**Dataset excerpts:**
▼

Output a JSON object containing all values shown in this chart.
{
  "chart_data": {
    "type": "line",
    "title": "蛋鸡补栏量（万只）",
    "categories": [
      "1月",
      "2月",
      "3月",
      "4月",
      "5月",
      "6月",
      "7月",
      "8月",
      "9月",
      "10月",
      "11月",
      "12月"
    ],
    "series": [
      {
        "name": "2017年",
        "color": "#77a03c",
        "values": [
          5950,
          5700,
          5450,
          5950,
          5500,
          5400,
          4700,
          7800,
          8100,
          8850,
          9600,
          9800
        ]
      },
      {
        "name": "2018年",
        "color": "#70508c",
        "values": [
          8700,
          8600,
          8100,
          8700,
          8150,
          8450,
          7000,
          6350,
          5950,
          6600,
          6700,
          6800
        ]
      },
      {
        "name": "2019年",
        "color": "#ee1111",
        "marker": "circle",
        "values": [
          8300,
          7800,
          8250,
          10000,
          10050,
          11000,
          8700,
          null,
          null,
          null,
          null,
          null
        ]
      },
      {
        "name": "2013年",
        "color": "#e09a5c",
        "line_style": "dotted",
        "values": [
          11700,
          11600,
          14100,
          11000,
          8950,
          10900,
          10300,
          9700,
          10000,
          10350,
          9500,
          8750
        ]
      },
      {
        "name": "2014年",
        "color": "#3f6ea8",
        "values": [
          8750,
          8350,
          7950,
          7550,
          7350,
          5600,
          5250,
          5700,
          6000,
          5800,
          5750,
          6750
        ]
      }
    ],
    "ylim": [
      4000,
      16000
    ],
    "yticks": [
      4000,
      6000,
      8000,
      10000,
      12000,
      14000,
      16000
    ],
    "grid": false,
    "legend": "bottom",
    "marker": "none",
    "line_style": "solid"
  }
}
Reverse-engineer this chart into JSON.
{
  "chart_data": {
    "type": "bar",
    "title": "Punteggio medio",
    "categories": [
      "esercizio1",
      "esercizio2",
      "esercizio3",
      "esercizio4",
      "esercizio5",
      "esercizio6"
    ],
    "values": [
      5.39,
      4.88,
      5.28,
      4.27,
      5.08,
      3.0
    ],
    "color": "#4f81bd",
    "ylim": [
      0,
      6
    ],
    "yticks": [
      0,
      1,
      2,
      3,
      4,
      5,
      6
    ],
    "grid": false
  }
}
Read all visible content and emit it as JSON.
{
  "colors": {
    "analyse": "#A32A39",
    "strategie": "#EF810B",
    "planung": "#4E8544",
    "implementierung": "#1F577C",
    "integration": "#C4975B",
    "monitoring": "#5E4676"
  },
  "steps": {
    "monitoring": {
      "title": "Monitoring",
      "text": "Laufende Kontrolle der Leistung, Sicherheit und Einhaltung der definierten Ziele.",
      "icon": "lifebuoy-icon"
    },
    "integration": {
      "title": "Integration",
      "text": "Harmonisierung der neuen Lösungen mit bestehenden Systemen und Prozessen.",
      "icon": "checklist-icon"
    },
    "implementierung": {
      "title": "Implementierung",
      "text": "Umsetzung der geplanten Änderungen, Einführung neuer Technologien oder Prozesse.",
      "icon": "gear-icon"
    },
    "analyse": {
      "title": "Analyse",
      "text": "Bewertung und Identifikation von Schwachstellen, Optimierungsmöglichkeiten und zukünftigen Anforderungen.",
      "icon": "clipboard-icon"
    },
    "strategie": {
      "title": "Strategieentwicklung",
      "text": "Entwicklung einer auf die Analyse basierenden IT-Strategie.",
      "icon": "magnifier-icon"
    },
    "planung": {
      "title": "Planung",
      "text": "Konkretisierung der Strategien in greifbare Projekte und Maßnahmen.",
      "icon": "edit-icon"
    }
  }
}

▲

**What this task involves:** Every line above should be printed again exactly as it stands.

**Output of the task:**
Output a JSON object containing all values shown in this chart.
{
  "chart_data": {
    "type": "line",
    "title": "蛋鸡补栏量（万只）",
    "categories": [
      "1月",
      "2月",
      "3月",
      "4月",
      "5月",
      "6月",
      "7月",
      "8月",
      "9月",
      "10月",
      "11月",
      "12月"
    ],
    "series": [
      {
        "name": "2017年",
        "color": "#77a03c",
        "values": [
          5950,
          5700,
          5450,
          5950,
          5500,
          5400,
          4700,
          7800,
          8100,
          8850,
          9600,
          9800
        ]
      },
      {
        "name": "2018年",
        "color": "#70508c",
        "values": [
          8700,
          8600,
          8100,
          8700,
          8150,
          8450,
          7000,
          6350,
          5950,
          6600,
          6700,
          6800
        ]
      },
      {
        "name": "2019年",
        "color": "#ee1111",
        "marker": "circle",
        "values": [
          8300,
          7800,
          8250,
          10000,
          10050,
          11000,
          8700,
          null,
          null,
          null,
          null,
          null
        ]
      },
      {
        "name": "2013年",
        "color": "#e09a5c",
        "line_style": "dotted",
        "values": [
          11700,
          11600,
          14100,
          11000,
          8950,
          10900,
          10300,
          9700,
          10000,
          10350,
          9500,
          8750
        ]
      },
      {
        "name": "2014年",
        "color": "#3f6ea8",
        "values": [
          8750,
          8350,
          7950,
          7550,
          7350,
          5600,
          5250,
          5700,
          6000,
          5800,
          5750,
          6750
        ]
      }
    ],
    "ylim": [
      4000,
      16000
    ],
    "yticks": [
      4000,
      6000,
      8000,
      10000,
      12000,
      14000,
      16000
    ],
    "grid": false,
    "legend": "bottom",
    "marker": "none",
    "line_style": "solid"
  }
}
Reverse-engineer this chart into JSON.
{
  "chart_data": {
    "type": "bar",
    "title": "Punteggio medio",
    "categories": [
      "esercizio1",
      "esercizio2",
      "esercizio3",
      "esercizio4",
      "esercizio5",
      "esercizio6"
    ],
    "values": [
      5.39,
      4.88,
      5.28,
      4.27,
      5.08,
      3.0
    ],
    "color": "#4f81bd",
    "ylim": [
      0,
      6
    ],
    "yticks": [
      0,
      1,
      2,
      3,
      4,
      5,
      6
    ],
    "grid": false
  }
}
Read all visible content and emit it as JSON.
{
  "colors": {
    "analyse": "#A32A39",
    "strategie": "#EF810B",
    "planung": "#4E8544",
    "implementierung": "#1F577C",
    "integration": "#C4975B",
    "monitoring": "#5E4676"
  },
  "steps": {
    "monitoring": {
      "title": "Monitoring",
      "text": "Laufende Kontrolle der Leistung, Sicherheit und Einhaltung der definierten Ziele.",
      "icon": "lifebuoy-icon"
    },
    "integration": {
      "title": "Integration",
      "text": "Harmonisierung der neuen Lösungen mit bestehenden Systemen und Prozessen.",
      "icon": "checklist-icon"
    },
    "implementierung": {
      "title": "Implementierung",
      "text": "Umsetzung der geplanten Änderungen, Einführung neuer Technologien oder Prozesse.",
      "icon": "gear-icon"
    },
    "analyse": {
      "title": "Analyse",
      "text": "Bewertung und Identifikation von Schwachstellen, Optimierungsmöglichkeiten und zukünftigen Anforderungen.",
      "icon": "clipboard-icon"
    },
    "strategie": {
      "title": "Strategieentwicklung",
      "text": "Entwicklung einer auf die Analyse basierenden IT-Strategie.",
      "icon": "magnifier-icon"
    },
    "planung": {
      "title": "Planung",
      "text": "Konkretisierung der Strategien in greifbare Projekte und Maßnahmen.",
      "icon": "edit-icon"
    }
  }
}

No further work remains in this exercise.